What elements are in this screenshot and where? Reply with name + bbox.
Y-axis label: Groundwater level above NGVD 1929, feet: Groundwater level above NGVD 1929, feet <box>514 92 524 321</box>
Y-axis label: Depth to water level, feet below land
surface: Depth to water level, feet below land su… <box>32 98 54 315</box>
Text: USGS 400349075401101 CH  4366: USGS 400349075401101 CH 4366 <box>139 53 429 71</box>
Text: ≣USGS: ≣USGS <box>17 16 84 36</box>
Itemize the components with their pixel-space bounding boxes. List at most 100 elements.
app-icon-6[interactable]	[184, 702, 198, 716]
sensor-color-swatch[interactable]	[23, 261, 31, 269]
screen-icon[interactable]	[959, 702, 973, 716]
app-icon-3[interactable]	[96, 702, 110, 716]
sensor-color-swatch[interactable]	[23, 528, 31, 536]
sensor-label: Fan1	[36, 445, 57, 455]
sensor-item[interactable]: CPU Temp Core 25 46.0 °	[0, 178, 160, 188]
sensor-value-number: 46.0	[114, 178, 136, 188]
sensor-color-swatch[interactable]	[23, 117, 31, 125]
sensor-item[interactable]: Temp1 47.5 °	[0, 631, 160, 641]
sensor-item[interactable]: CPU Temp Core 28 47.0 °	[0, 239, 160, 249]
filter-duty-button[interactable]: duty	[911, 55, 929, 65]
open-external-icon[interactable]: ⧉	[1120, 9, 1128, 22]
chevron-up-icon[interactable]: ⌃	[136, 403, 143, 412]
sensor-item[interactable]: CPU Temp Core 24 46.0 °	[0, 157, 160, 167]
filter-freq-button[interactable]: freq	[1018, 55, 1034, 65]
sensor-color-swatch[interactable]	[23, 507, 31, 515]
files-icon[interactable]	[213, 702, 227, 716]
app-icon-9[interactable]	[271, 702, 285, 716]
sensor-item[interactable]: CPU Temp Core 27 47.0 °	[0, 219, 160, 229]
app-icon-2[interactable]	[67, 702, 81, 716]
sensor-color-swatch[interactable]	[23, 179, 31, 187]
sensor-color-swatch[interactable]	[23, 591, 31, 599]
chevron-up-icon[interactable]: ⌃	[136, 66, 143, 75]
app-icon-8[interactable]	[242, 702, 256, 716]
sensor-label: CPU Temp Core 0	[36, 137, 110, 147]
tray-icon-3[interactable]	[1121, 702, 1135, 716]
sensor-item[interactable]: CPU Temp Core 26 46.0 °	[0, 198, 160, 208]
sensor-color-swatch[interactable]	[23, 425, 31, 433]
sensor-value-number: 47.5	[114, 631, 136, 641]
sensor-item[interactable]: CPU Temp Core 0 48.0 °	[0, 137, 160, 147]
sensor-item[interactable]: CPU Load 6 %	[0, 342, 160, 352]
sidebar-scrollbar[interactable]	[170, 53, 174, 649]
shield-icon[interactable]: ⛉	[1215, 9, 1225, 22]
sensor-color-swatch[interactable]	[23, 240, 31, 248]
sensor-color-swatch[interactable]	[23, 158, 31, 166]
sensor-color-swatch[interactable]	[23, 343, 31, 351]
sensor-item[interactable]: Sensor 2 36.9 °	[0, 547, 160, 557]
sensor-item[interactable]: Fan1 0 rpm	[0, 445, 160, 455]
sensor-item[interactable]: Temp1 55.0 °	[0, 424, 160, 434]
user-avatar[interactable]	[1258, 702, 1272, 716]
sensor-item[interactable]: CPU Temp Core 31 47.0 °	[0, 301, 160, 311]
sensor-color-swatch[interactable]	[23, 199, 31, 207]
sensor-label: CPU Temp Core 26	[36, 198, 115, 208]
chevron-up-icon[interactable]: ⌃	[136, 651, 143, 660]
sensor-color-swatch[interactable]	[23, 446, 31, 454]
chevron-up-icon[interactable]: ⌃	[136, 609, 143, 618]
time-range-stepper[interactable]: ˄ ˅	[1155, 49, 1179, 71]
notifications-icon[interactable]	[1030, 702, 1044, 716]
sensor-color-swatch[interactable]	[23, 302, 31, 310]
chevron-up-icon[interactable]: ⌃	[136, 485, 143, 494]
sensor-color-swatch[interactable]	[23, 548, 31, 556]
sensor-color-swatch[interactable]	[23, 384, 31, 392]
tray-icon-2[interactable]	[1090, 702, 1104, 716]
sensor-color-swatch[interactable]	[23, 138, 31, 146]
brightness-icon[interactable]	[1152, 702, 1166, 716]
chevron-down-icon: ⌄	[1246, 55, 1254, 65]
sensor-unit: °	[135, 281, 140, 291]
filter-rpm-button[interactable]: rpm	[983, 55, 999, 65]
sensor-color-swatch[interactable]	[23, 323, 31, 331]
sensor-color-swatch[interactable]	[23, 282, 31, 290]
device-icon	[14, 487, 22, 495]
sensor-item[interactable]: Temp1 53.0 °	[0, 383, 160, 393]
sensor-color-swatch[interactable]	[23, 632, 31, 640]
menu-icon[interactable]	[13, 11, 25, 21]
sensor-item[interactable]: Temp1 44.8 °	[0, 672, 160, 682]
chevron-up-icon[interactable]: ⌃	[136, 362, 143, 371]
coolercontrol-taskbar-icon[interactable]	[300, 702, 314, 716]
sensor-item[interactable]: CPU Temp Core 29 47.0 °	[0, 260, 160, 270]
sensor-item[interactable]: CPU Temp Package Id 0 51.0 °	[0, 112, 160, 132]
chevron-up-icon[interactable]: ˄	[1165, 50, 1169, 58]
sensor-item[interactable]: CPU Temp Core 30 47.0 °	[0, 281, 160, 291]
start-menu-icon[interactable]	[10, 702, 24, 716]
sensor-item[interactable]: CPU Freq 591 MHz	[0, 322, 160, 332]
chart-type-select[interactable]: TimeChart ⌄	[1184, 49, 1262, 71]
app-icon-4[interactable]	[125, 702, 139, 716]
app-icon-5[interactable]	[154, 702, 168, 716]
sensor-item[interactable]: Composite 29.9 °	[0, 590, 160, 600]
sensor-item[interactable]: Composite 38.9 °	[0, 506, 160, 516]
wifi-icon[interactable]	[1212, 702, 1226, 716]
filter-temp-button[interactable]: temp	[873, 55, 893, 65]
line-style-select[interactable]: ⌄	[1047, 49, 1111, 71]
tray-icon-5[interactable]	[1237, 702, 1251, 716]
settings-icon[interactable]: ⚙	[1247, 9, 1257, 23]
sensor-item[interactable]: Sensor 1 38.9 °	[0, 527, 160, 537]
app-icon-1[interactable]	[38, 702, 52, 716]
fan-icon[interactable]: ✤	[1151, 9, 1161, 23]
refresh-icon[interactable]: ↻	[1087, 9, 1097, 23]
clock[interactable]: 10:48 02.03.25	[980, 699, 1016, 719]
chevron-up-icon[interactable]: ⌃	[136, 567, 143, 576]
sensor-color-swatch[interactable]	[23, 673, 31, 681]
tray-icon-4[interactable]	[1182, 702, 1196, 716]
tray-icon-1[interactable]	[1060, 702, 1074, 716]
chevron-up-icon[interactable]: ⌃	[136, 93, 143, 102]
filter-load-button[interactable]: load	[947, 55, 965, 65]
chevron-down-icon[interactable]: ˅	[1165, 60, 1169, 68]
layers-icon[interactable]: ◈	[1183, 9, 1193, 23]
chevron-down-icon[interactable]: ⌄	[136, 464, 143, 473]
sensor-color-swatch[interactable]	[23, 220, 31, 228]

○ ○ ○

→ Exercise: Write out all the rows above again, replacing every "sensor-color-swatch" with "color-swatch" and keeping everything else the same.

→ The output:
What elements are in this screenshot and where? Reply with name + bbox.
Y-axis label: Groundwater level above NGVD 1929, feet: Groundwater level above NGVD 1929, feet <box>514 92 524 321</box>
Y-axis label: Depth to water level, feet below land
surface: Depth to water level, feet below land su… <box>32 98 54 315</box>
Text: USGS 400349075401101 CH  4366: USGS 400349075401101 CH 4366 <box>139 53 429 71</box>
Text: ≣USGS: ≣USGS <box>17 16 84 36</box>
Itemize the components with their pixel-space bounding boxes. List at most 100 elements.
app-icon-6[interactable]	[184, 702, 198, 716]
color-swatch[interactable]	[23, 261, 31, 269]
screen-icon[interactable]	[959, 702, 973, 716]
app-icon-3[interactable]	[96, 702, 110, 716]
color-swatch[interactable]	[23, 528, 31, 536]
sensor-label: Fan1	[36, 445, 57, 455]
sensor-item[interactable]: CPU Temp Core 25 46.0 °	[0, 178, 160, 188]
sensor-value-number: 46.0	[114, 178, 136, 188]
color-swatch[interactable]	[23, 117, 31, 125]
sensor-item[interactable]: Temp1 47.5 °	[0, 631, 160, 641]
sensor-item[interactable]: CPU Temp Core 28 47.0 °	[0, 239, 160, 249]
filter-duty-button[interactable]: duty	[911, 55, 929, 65]
open-external-icon[interactable]: ⧉	[1120, 9, 1128, 22]
chevron-up-icon[interactable]: ⌃	[136, 403, 143, 412]
sensor-item[interactable]: CPU Temp Core 24 46.0 °	[0, 157, 160, 167]
filter-freq-button[interactable]: freq	[1018, 55, 1034, 65]
color-swatch[interactable]	[23, 507, 31, 515]
files-icon[interactable]	[213, 702, 227, 716]
app-icon-9[interactable]	[271, 702, 285, 716]
sensor-item[interactable]: CPU Temp Core 27 47.0 °	[0, 219, 160, 229]
app-icon-2[interactable]	[67, 702, 81, 716]
color-swatch[interactable]	[23, 179, 31, 187]
color-swatch[interactable]	[23, 591, 31, 599]
chevron-up-icon[interactable]: ⌃	[136, 66, 143, 75]
app-icon-8[interactable]	[242, 702, 256, 716]
sensor-label: CPU Temp Core 0	[36, 137, 110, 147]
tray-icon-3[interactable]	[1121, 702, 1135, 716]
sensor-item[interactable]: CPU Temp Core 26 46.0 °	[0, 198, 160, 208]
color-swatch[interactable]	[23, 425, 31, 433]
sensor-value-number: 47.5	[114, 631, 136, 641]
sensor-item[interactable]: CPU Temp Core 0 48.0 °	[0, 137, 160, 147]
sensor-item[interactable]: CPU Load 6 %	[0, 342, 160, 352]
sidebar-scrollbar[interactable]	[170, 53, 174, 649]
shield-icon[interactable]: ⛉	[1215, 9, 1225, 22]
color-swatch[interactable]	[23, 240, 31, 248]
color-swatch[interactable]	[23, 158, 31, 166]
color-swatch[interactable]	[23, 343, 31, 351]
sensor-item[interactable]: Sensor 2 36.9 °	[0, 547, 160, 557]
sensor-item[interactable]: Fan1 0 rpm	[0, 445, 160, 455]
sensor-item[interactable]: Temp1 55.0 °	[0, 424, 160, 434]
user-avatar[interactable]	[1258, 702, 1272, 716]
sensor-item[interactable]: CPU Temp Core 31 47.0 °	[0, 301, 160, 311]
color-swatch[interactable]	[23, 199, 31, 207]
sensor-label: CPU Temp Core 26	[36, 198, 115, 208]
chevron-up-icon[interactable]: ⌃	[136, 651, 143, 660]
color-swatch[interactable]	[23, 446, 31, 454]
chevron-up-icon[interactable]: ⌃	[136, 609, 143, 618]
time-range-stepper[interactable]: ˄ ˅	[1155, 49, 1179, 71]
notifications-icon[interactable]	[1030, 702, 1044, 716]
color-swatch[interactable]	[23, 302, 31, 310]
chevron-up-icon[interactable]: ⌃	[136, 485, 143, 494]
color-swatch[interactable]	[23, 548, 31, 556]
color-swatch[interactable]	[23, 384, 31, 392]
tray-icon-2[interactable]	[1090, 702, 1104, 716]
color-swatch[interactable]	[23, 138, 31, 146]
brightness-icon[interactable]	[1152, 702, 1166, 716]
chevron-down-icon: ⌄	[1246, 55, 1254, 65]
sensor-unit: °	[135, 281, 140, 291]
filter-rpm-button[interactable]: rpm	[983, 55, 999, 65]
color-swatch[interactable]	[23, 323, 31, 331]
color-swatch[interactable]	[23, 282, 31, 290]
device-icon	[14, 487, 22, 495]
sensor-item[interactable]: Temp1 53.0 °	[0, 383, 160, 393]
color-swatch[interactable]	[23, 632, 31, 640]
menu-icon[interactable]	[13, 11, 25, 21]
sensor-item[interactable]: Temp1 44.8 °	[0, 672, 160, 682]
chevron-up-icon[interactable]: ⌃	[136, 362, 143, 371]
coolercontrol-taskbar-icon[interactable]	[300, 702, 314, 716]
sensor-item[interactable]: CPU Temp Core 29 47.0 °	[0, 260, 160, 270]
sensor-item[interactable]: CPU Temp Package Id 0 51.0 °	[0, 112, 160, 132]
chevron-up-icon[interactable]: ˄	[1165, 50, 1169, 58]
sensor-item[interactable]: CPU Temp Core 30 47.0 °	[0, 281, 160, 291]
start-menu-icon[interactable]	[10, 702, 24, 716]
sensor-item[interactable]: CPU Freq 591 MHz	[0, 322, 160, 332]
chart-type-select[interactable]: TimeChart ⌄	[1184, 49, 1262, 71]
app-icon-4[interactable]	[125, 702, 139, 716]
app-icon-5[interactable]	[154, 702, 168, 716]
sensor-item[interactable]: Composite 29.9 °	[0, 590, 160, 600]
sensor-item[interactable]: Composite 38.9 °	[0, 506, 160, 516]
wifi-icon[interactable]	[1212, 702, 1226, 716]
filter-temp-button[interactable]: temp	[873, 55, 893, 65]
line-style-select[interactable]: ⌄	[1047, 49, 1111, 71]
tray-icon-5[interactable]	[1237, 702, 1251, 716]
settings-icon[interactable]: ⚙	[1247, 9, 1257, 23]
sensor-item[interactable]: Sensor 1 38.9 °	[0, 527, 160, 537]
app-icon-1[interactable]	[38, 702, 52, 716]
fan-icon[interactable]: ✤	[1151, 9, 1161, 23]
refresh-icon[interactable]: ↻	[1087, 9, 1097, 23]
clock[interactable]: 10:48 02.03.25	[980, 699, 1016, 719]
chevron-up-icon[interactable]: ⌃	[136, 567, 143, 576]
color-swatch[interactable]	[23, 673, 31, 681]
tray-icon-4[interactable]	[1182, 702, 1196, 716]
tray-icon-1[interactable]	[1060, 702, 1074, 716]
chevron-up-icon[interactable]: ⌃	[136, 93, 143, 102]
filter-load-button[interactable]: load	[947, 55, 965, 65]
chevron-down-icon[interactable]: ˅	[1165, 60, 1169, 68]
layers-icon[interactable]: ◈	[1183, 9, 1193, 23]
chevron-down-icon[interactable]: ⌄	[136, 464, 143, 473]
color-swatch[interactable]	[23, 220, 31, 228]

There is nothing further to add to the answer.